**Input for this task**
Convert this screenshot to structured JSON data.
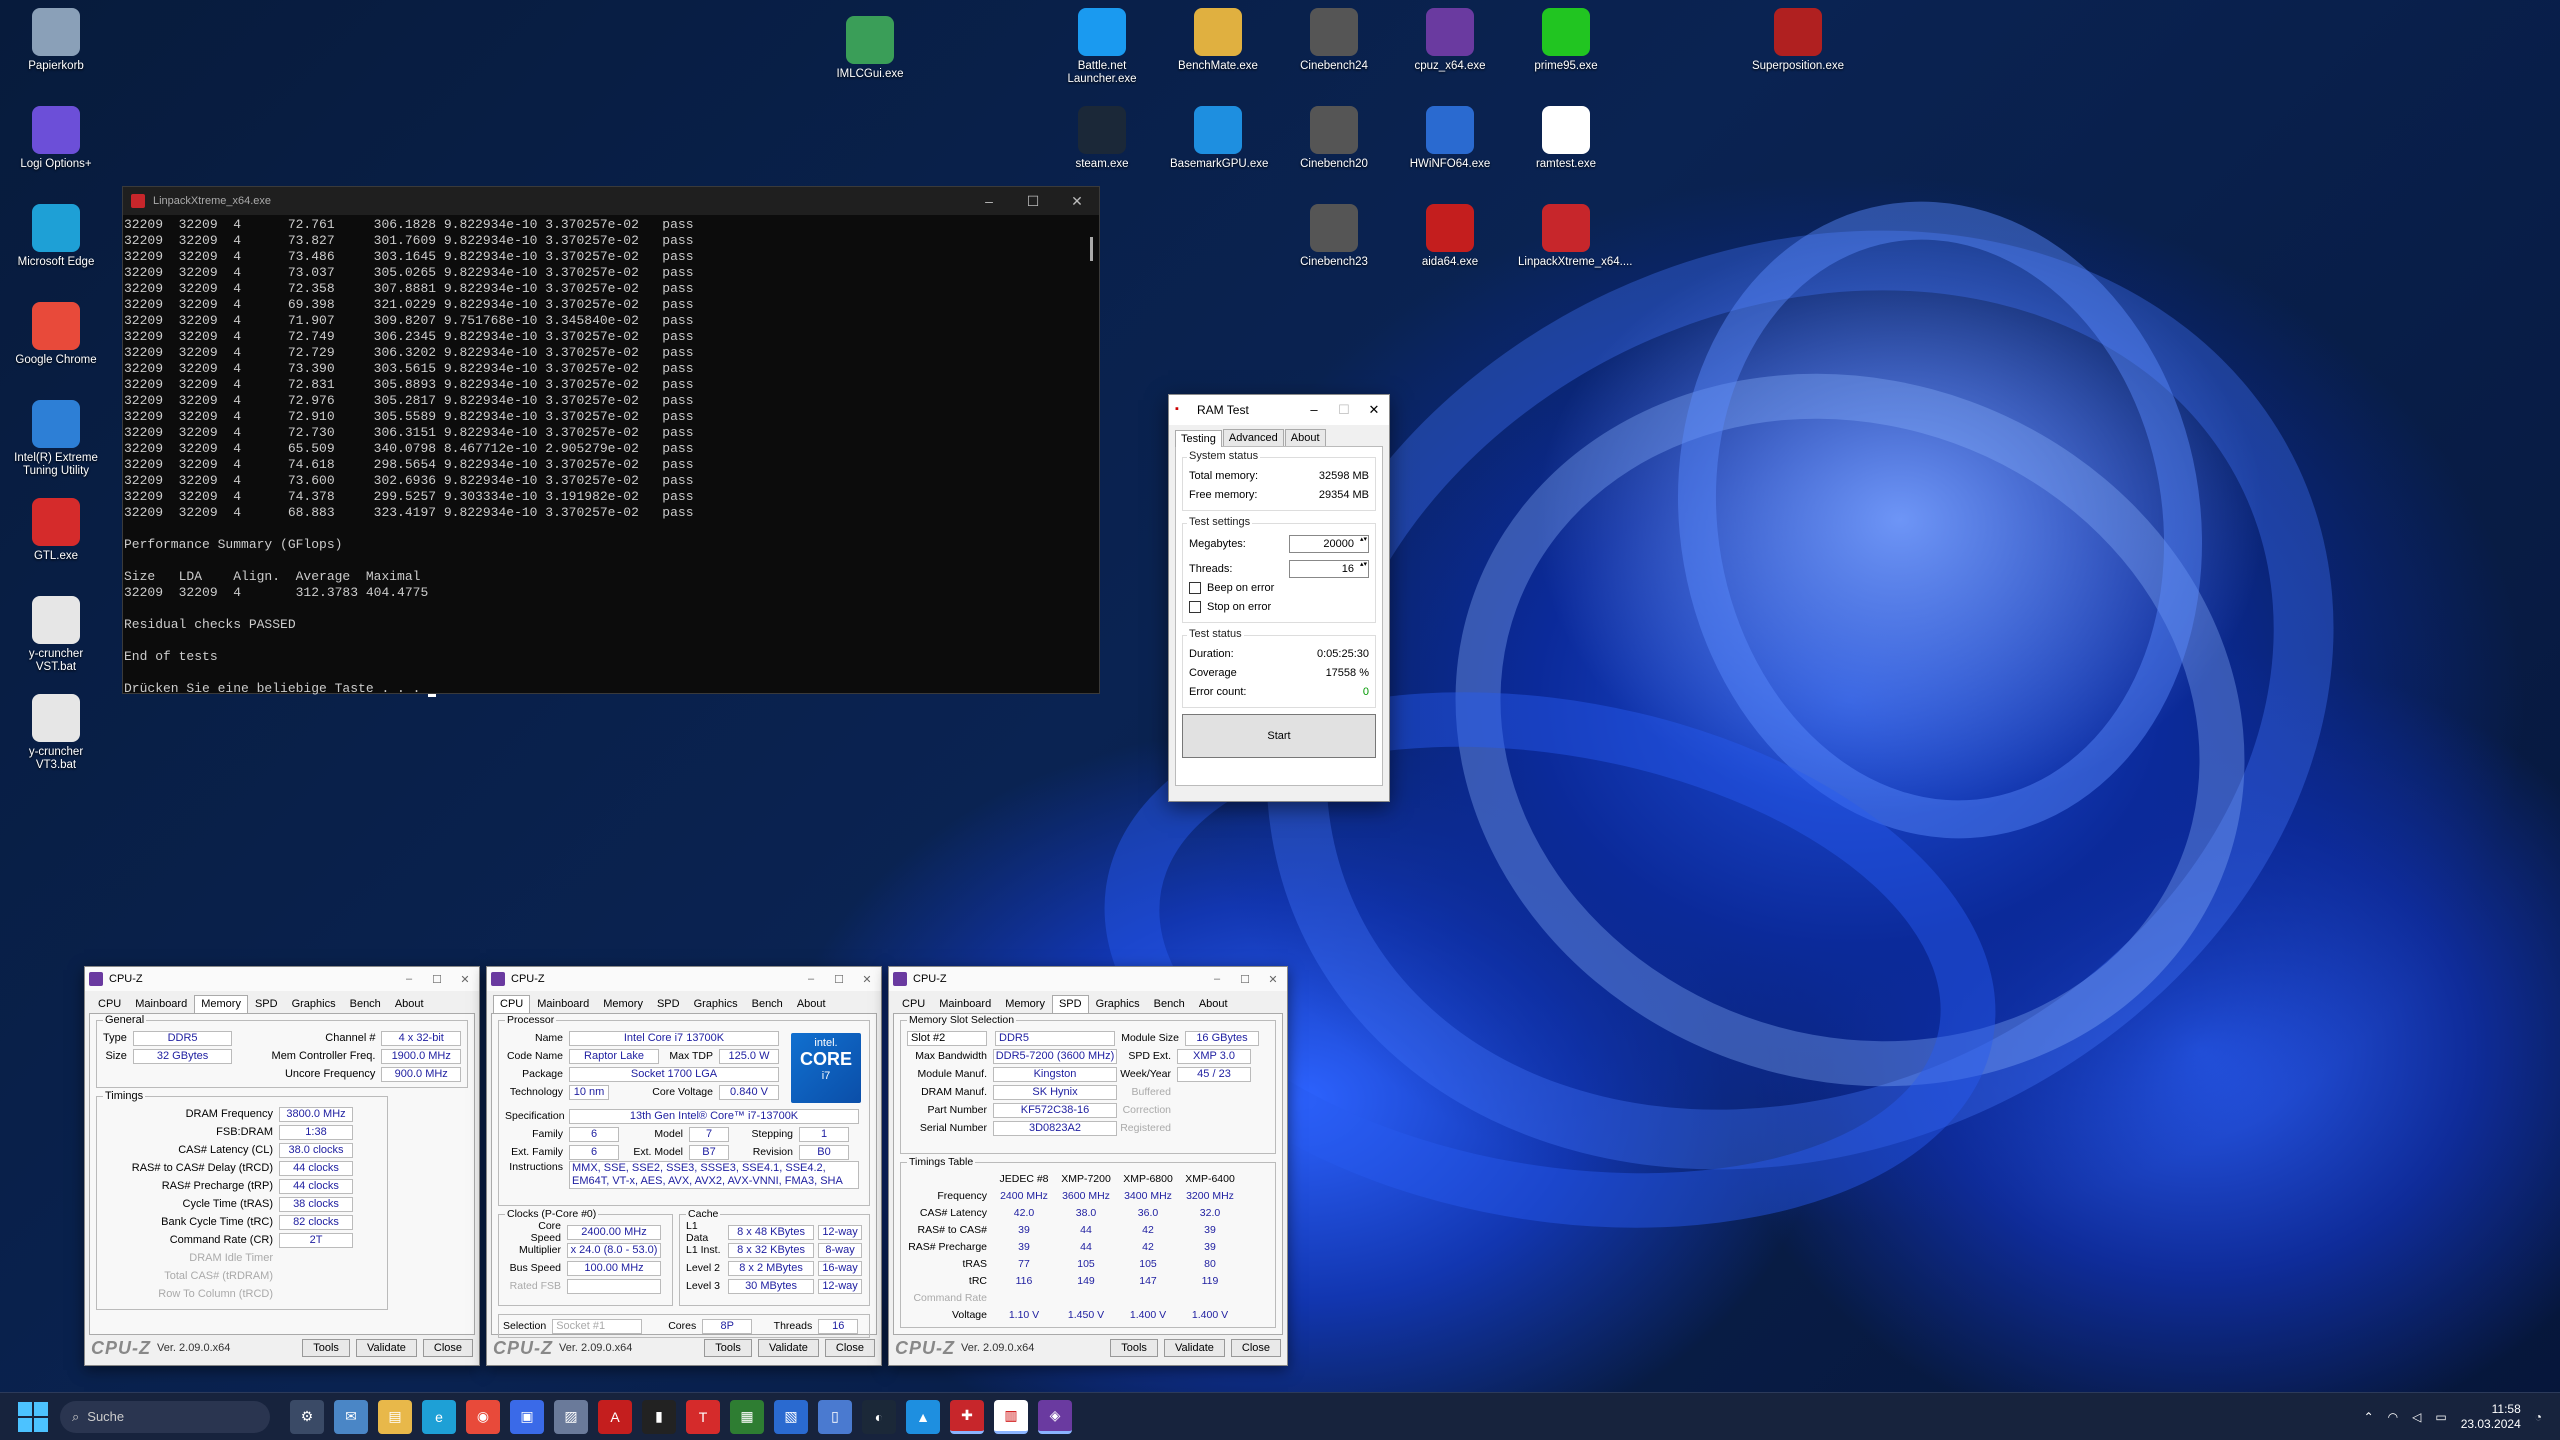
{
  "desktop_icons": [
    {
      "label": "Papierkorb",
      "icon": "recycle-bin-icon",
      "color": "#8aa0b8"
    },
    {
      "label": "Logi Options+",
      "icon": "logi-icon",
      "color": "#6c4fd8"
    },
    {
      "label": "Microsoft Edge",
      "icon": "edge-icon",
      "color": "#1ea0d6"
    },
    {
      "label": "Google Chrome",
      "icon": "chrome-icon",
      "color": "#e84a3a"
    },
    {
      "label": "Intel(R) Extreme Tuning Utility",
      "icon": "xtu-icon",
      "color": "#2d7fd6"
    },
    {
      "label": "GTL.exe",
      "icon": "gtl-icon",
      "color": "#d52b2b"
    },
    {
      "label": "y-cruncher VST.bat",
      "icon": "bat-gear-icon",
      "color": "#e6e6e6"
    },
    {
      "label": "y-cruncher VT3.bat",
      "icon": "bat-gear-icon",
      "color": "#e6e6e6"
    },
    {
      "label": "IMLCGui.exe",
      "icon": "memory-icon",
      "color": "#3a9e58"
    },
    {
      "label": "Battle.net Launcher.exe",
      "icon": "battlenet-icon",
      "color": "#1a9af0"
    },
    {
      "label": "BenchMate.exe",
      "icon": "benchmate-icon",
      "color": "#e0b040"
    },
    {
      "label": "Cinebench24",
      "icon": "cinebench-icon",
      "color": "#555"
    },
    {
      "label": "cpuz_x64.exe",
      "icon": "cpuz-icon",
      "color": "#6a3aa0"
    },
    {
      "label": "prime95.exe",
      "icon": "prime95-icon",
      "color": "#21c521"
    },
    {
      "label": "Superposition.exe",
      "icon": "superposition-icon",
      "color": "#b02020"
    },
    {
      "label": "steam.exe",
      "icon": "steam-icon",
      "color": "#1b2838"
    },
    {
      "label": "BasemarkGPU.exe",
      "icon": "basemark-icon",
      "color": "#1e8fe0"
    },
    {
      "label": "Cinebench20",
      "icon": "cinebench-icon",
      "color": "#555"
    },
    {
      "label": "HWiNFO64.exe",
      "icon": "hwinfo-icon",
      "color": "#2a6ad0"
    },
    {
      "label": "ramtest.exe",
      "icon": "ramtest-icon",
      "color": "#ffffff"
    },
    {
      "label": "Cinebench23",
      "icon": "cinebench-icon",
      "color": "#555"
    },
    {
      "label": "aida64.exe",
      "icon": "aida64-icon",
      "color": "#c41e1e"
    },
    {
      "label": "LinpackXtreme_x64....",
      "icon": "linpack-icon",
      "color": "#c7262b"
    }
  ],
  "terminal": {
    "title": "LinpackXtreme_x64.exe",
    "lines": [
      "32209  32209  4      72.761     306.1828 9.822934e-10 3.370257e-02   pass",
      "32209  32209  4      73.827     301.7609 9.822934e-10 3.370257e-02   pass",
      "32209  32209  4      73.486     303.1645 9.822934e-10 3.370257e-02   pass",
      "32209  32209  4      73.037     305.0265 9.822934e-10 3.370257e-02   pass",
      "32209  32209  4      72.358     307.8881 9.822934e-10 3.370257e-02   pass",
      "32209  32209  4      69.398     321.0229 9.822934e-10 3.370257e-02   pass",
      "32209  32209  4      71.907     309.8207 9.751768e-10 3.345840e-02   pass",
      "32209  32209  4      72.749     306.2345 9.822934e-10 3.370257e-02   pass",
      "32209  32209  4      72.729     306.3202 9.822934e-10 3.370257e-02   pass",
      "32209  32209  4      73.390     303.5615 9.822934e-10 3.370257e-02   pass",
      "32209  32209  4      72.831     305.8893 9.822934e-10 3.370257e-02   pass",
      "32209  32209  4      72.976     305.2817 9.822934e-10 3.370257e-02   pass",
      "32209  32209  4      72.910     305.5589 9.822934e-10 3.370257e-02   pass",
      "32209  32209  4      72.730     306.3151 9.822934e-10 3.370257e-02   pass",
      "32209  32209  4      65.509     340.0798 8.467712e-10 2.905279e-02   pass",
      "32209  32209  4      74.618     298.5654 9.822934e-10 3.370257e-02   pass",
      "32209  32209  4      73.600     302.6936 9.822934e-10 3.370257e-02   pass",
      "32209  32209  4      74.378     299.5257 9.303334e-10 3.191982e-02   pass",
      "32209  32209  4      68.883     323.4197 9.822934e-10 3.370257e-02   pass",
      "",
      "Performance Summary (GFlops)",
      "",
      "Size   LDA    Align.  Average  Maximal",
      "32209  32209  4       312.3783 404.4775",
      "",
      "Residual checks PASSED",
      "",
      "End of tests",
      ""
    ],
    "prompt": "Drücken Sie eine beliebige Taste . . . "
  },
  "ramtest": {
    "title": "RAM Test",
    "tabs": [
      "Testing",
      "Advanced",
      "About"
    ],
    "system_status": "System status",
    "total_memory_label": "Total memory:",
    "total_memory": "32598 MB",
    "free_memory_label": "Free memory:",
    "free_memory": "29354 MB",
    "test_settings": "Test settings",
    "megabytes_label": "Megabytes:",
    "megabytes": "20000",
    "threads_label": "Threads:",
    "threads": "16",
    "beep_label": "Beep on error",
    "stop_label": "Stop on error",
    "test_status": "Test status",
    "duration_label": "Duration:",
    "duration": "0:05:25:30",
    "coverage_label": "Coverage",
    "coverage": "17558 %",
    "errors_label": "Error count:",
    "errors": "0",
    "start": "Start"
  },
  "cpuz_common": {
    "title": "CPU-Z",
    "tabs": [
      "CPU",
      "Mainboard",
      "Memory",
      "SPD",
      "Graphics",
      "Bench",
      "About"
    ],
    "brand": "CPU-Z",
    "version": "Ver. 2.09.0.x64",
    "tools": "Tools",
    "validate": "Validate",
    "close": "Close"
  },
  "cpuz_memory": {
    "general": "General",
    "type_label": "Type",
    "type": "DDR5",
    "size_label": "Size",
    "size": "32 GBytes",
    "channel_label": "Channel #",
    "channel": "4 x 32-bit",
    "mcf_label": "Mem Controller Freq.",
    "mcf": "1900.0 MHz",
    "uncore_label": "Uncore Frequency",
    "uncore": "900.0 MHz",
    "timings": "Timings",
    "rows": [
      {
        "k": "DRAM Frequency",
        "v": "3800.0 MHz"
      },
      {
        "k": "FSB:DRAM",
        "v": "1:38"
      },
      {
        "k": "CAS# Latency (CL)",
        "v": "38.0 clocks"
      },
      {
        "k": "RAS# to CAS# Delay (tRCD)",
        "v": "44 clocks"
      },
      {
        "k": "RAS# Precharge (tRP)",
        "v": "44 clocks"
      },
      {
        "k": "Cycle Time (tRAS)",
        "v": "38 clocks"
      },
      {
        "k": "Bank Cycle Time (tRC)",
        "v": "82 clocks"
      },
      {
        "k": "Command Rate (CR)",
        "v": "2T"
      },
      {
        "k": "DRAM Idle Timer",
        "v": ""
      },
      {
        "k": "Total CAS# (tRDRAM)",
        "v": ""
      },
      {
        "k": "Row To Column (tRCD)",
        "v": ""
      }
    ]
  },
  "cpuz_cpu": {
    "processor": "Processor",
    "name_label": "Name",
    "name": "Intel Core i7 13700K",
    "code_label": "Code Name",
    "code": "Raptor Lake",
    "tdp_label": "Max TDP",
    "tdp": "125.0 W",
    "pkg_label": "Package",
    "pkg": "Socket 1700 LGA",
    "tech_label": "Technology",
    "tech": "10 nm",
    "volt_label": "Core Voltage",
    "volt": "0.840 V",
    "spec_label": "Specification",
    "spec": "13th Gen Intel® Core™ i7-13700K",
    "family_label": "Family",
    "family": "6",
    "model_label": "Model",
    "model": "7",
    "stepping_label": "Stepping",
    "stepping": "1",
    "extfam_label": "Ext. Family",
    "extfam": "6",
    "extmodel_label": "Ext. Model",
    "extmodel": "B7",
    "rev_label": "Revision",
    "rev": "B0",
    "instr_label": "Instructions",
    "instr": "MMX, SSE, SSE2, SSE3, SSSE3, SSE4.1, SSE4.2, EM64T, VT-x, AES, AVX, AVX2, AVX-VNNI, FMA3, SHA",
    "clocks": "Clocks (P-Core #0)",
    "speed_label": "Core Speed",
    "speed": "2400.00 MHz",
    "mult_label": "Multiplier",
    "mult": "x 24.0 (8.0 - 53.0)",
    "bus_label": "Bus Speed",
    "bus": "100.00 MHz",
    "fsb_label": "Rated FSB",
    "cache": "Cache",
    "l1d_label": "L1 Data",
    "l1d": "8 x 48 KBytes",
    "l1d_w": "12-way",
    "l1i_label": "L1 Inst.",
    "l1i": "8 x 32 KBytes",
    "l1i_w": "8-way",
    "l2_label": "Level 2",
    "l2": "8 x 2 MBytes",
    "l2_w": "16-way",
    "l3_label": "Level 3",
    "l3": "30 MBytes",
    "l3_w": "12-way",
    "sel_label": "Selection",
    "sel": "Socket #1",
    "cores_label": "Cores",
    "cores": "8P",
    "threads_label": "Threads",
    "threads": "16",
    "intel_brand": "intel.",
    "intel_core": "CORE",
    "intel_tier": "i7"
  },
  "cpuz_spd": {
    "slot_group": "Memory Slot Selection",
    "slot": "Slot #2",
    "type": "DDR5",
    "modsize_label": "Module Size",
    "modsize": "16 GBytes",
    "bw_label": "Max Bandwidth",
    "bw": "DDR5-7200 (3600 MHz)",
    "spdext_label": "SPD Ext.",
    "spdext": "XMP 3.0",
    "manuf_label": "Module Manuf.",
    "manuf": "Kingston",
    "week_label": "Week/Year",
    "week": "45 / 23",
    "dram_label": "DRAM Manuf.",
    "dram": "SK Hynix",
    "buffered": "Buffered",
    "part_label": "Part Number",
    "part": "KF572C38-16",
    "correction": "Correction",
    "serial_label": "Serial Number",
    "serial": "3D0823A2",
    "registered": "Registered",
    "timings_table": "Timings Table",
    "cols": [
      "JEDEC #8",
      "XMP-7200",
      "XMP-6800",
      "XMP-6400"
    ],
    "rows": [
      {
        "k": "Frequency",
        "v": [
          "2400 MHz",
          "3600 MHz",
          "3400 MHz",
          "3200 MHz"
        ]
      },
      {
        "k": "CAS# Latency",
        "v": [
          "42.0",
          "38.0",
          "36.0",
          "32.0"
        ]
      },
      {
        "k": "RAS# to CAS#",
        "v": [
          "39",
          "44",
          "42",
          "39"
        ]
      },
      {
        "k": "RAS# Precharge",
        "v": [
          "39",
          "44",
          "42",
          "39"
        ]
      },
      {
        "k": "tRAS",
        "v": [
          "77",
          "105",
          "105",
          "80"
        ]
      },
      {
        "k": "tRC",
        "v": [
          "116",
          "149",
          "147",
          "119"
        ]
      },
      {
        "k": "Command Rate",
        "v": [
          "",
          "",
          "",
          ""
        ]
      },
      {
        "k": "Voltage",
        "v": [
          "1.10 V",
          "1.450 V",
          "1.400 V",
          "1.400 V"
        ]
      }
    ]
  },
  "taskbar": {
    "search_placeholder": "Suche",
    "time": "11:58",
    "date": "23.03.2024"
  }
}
--
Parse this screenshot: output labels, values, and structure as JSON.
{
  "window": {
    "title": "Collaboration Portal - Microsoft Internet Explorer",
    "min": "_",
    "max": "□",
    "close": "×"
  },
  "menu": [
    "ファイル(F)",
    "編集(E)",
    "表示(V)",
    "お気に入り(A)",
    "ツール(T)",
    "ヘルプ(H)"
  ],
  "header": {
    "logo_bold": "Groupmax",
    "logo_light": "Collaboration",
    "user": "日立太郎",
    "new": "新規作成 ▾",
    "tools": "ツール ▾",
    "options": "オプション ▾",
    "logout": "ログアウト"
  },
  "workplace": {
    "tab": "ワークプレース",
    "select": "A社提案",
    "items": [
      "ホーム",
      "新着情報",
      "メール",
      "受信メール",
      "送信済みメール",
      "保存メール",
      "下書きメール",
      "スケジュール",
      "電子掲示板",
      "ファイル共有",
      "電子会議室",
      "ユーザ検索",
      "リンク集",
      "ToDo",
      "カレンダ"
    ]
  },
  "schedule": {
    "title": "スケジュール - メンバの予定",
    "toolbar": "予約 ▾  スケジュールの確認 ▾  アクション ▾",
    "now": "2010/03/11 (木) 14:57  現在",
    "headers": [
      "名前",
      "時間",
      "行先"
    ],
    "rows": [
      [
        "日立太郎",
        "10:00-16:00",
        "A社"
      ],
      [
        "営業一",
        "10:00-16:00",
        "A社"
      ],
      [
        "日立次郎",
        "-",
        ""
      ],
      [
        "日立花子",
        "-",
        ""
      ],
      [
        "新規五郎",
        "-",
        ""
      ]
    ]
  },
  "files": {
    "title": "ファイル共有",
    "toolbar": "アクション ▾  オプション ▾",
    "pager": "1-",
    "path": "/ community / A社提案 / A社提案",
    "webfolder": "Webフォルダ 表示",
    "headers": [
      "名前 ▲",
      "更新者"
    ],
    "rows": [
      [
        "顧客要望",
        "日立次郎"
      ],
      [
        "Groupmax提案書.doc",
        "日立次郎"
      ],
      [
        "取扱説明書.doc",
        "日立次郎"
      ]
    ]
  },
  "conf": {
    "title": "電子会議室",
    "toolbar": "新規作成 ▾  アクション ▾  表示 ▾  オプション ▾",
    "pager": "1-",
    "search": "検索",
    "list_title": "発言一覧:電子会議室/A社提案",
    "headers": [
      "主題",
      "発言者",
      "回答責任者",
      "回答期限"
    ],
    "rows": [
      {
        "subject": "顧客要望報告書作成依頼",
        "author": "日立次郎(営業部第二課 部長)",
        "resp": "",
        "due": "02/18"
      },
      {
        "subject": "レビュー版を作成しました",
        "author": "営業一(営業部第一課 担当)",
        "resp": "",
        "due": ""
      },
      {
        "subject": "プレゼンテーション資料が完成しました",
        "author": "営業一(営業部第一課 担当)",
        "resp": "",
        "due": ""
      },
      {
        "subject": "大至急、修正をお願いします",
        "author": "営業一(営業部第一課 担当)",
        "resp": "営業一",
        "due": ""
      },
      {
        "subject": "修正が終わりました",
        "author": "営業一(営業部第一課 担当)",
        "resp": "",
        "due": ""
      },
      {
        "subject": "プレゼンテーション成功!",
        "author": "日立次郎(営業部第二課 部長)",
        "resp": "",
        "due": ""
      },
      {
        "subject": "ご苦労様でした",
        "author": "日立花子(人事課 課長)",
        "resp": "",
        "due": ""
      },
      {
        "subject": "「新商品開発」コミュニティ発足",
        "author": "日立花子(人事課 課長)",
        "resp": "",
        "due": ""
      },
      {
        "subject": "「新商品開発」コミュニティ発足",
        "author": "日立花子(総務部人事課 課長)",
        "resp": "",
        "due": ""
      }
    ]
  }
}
* * *
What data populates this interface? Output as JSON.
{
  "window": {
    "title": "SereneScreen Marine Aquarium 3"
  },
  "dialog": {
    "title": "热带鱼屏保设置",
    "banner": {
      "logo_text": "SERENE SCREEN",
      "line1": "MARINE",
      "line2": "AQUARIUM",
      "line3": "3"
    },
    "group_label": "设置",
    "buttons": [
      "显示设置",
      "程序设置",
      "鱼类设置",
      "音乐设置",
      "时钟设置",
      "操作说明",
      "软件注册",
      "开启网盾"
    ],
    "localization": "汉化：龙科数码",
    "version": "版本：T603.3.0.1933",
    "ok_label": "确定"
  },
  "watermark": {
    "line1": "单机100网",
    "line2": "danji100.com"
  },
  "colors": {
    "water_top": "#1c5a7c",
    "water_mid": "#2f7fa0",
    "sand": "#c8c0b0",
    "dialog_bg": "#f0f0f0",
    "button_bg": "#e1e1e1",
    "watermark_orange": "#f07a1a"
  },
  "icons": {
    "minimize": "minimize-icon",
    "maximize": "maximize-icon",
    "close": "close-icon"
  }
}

**Description of the task**
Where a line above contains the word "Module", copy that line.

**The result**
    "modsize_label": "Module Size",
    "manuf_label": "Module Manuf.",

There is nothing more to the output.